EXERCISE = In the listing below, find every line with the string "Internal" and pull it out.

ROWS =
-------

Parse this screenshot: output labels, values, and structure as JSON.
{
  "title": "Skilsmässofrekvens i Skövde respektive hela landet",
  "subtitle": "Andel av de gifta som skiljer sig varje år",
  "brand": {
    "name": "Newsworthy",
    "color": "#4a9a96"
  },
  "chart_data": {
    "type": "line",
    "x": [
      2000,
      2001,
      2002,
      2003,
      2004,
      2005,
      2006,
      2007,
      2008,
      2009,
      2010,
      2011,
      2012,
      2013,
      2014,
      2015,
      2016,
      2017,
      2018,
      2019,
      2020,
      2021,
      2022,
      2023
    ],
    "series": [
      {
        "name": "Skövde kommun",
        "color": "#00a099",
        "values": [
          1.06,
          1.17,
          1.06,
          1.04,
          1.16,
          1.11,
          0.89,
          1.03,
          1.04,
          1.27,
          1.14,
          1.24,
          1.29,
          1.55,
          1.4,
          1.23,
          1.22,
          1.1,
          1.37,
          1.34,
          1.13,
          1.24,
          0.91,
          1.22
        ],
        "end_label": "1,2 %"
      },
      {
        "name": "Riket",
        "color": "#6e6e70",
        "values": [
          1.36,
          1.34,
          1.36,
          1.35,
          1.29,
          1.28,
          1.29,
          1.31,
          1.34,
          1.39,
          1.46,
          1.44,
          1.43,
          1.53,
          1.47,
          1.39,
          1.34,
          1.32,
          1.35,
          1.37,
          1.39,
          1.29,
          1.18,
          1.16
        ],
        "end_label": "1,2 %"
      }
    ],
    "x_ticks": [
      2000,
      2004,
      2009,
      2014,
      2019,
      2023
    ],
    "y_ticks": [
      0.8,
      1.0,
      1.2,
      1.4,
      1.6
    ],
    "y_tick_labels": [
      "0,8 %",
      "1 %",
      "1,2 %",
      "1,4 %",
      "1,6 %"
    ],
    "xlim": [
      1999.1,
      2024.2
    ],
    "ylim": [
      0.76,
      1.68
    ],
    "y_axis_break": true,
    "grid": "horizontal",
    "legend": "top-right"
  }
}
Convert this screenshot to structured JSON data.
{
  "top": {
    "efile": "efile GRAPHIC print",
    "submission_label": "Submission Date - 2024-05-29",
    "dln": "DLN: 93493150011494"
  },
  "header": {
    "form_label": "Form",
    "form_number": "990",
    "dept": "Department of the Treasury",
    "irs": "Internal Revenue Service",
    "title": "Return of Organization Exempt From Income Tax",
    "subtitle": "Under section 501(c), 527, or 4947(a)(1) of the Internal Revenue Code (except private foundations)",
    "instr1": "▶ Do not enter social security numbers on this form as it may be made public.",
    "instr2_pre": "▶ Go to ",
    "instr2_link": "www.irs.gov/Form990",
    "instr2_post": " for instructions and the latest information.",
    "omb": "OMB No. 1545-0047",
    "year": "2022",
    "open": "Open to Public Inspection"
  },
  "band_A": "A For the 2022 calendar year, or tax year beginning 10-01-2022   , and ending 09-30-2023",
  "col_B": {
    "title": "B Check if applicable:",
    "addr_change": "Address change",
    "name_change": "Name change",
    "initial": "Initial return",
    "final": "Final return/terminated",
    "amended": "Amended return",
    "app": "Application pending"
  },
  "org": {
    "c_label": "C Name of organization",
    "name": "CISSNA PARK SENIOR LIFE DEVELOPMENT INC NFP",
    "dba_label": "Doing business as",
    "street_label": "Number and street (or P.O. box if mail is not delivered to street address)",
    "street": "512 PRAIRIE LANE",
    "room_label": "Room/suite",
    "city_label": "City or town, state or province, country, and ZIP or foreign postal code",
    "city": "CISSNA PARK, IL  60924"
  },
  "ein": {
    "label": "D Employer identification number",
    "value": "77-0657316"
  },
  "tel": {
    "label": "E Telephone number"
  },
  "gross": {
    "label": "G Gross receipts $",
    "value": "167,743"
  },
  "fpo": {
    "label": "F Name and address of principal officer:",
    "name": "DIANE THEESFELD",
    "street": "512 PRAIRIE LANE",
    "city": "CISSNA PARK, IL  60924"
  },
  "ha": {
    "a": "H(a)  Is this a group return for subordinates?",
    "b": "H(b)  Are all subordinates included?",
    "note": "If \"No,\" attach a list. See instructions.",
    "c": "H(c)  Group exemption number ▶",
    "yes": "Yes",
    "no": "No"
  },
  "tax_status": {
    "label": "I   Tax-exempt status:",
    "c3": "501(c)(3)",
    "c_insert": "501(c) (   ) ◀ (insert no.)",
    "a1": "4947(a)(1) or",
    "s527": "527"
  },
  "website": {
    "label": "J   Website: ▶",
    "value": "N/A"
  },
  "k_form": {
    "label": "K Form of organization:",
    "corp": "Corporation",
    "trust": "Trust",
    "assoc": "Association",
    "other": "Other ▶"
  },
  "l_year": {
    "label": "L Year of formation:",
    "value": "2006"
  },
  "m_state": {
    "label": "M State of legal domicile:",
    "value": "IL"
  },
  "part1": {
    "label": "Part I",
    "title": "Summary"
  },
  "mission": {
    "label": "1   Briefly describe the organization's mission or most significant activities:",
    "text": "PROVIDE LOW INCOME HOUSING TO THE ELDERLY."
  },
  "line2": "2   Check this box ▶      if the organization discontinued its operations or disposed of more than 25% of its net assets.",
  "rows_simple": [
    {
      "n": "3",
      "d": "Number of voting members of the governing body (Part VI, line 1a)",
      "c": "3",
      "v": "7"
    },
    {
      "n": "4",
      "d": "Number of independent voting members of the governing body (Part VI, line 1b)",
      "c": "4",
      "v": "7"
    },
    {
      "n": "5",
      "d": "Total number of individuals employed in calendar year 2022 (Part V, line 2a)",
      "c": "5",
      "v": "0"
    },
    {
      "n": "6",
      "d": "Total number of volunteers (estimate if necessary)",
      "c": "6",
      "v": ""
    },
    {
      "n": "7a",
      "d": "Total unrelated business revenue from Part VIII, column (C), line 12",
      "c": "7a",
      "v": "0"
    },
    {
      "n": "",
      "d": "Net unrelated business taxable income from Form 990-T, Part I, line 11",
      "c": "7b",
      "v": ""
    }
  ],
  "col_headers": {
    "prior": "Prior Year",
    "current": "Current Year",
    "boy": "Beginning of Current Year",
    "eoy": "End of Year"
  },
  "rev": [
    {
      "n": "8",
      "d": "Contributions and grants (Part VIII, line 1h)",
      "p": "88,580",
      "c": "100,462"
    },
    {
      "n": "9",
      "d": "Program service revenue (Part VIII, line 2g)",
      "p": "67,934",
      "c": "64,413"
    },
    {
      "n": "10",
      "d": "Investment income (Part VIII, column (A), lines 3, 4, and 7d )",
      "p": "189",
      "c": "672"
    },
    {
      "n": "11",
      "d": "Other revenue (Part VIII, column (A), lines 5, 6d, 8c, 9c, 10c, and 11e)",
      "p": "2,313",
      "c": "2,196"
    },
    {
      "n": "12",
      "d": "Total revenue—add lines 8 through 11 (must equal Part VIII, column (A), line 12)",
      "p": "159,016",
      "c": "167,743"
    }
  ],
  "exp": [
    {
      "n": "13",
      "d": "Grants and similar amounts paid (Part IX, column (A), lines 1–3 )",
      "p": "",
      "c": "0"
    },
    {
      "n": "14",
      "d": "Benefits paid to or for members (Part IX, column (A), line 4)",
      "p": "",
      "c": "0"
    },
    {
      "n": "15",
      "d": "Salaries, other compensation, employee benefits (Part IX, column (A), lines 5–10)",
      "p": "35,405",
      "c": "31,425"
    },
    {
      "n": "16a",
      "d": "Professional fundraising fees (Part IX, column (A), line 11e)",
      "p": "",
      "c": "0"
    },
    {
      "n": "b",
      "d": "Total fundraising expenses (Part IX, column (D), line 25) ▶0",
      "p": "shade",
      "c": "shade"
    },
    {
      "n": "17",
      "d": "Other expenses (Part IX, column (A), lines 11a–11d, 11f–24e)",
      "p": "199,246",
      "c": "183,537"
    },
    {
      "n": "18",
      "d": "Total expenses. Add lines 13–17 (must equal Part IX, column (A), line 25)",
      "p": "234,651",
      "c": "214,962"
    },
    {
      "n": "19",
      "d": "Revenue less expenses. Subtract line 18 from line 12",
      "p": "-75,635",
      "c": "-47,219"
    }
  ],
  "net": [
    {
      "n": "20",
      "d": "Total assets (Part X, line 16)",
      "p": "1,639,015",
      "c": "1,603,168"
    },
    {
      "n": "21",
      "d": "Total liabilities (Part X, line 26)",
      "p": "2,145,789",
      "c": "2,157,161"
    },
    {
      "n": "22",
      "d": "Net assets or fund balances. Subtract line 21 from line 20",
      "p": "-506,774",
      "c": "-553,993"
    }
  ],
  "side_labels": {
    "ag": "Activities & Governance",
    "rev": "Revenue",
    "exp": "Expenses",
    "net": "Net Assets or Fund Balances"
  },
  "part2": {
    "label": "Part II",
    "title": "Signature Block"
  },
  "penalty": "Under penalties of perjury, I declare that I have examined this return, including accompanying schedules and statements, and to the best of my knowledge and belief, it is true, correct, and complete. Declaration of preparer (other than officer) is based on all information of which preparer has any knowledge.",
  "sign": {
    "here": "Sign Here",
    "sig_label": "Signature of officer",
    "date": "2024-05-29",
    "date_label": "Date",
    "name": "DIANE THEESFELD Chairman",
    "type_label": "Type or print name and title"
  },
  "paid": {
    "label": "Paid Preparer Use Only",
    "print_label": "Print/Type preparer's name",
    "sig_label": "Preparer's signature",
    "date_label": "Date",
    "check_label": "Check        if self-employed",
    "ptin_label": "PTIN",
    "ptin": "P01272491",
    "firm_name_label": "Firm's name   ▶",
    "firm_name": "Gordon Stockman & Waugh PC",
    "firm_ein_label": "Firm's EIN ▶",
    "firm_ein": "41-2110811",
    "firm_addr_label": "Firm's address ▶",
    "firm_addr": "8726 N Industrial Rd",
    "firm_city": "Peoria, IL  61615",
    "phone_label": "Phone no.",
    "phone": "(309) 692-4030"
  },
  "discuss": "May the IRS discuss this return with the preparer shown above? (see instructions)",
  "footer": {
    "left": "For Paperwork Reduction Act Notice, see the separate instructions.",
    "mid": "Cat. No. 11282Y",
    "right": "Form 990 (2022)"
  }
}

-------

SOLUTION TO THIS TASK =
    "irs": "Internal Revenue Service",
    "subtitle": "Under section 501(c), 527, or 4947(a)(1) of the Internal Revenue Code (except private foundations)",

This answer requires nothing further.